__Dataset rows__

☆ ☆ ☆

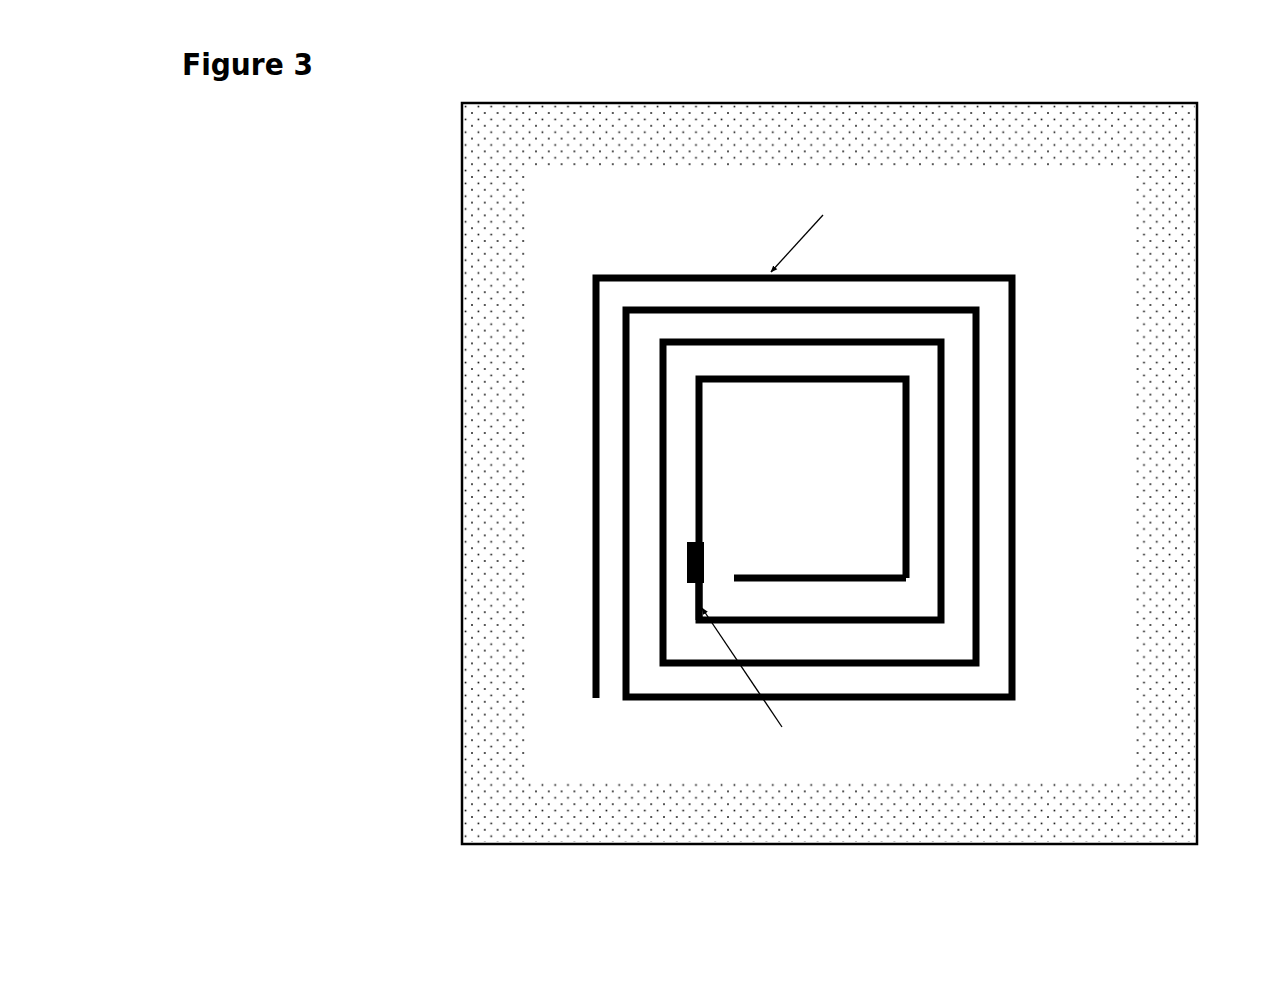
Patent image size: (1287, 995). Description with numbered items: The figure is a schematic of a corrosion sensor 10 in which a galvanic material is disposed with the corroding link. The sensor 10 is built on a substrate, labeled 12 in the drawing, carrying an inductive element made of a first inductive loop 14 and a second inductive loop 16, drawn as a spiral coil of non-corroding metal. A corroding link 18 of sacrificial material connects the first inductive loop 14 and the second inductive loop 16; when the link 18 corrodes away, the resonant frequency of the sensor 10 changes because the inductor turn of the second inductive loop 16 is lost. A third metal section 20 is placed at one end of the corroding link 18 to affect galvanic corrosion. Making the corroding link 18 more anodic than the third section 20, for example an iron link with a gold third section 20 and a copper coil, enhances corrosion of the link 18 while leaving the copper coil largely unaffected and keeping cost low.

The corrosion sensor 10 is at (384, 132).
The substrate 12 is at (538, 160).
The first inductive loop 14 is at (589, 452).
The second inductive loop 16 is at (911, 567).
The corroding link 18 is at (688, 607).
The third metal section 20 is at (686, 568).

☆ ☆ ☆

Please format the material as a JSON list of strings, one string per line, skipping blank lines. Leave the picture out of your answer.

__Result of this exercise__
[
  "Patent image size: (1287, 995). Description with numbered items: The figure is a schematic of a corrosion sensor 10 in which a galvanic material is disposed with the corroding link. The sensor 10 is built on a substrate, labeled 12 in the drawing, carrying an inductive element made of a first inductive loop 14 and a second inductive loop 16, drawn as a spiral coil of non-corroding metal. A corroding link 18 of sacrificial material connects the first inductive loop 14 and the second inductive loop 16; when the link 18 corrodes away, the resonant frequency of the sensor 10 changes because the inductor turn of the second inductive loop 16 is lost. A third metal section 20 is placed at one end of the corroding link 18 to affect galvanic corrosion. Making the corroding link 18 more anodic than the third section 20, for example an iron link with a gold third section 20 and a copper coil, enhances corrosion of the link 18 while leaving the copper coil largely unaffected and keeping cost low.",
  "The corrosion sensor 10 is at (384, 132).",
  "The substrate 12 is at (538, 160).",
  "The first inductive loop 14 is at (589, 452).",
  "The second inductive loop 16 is at (911, 567).",
  "The corroding link 18 is at (688, 607).",
  "The third metal section 20 is at (686, 568)."
]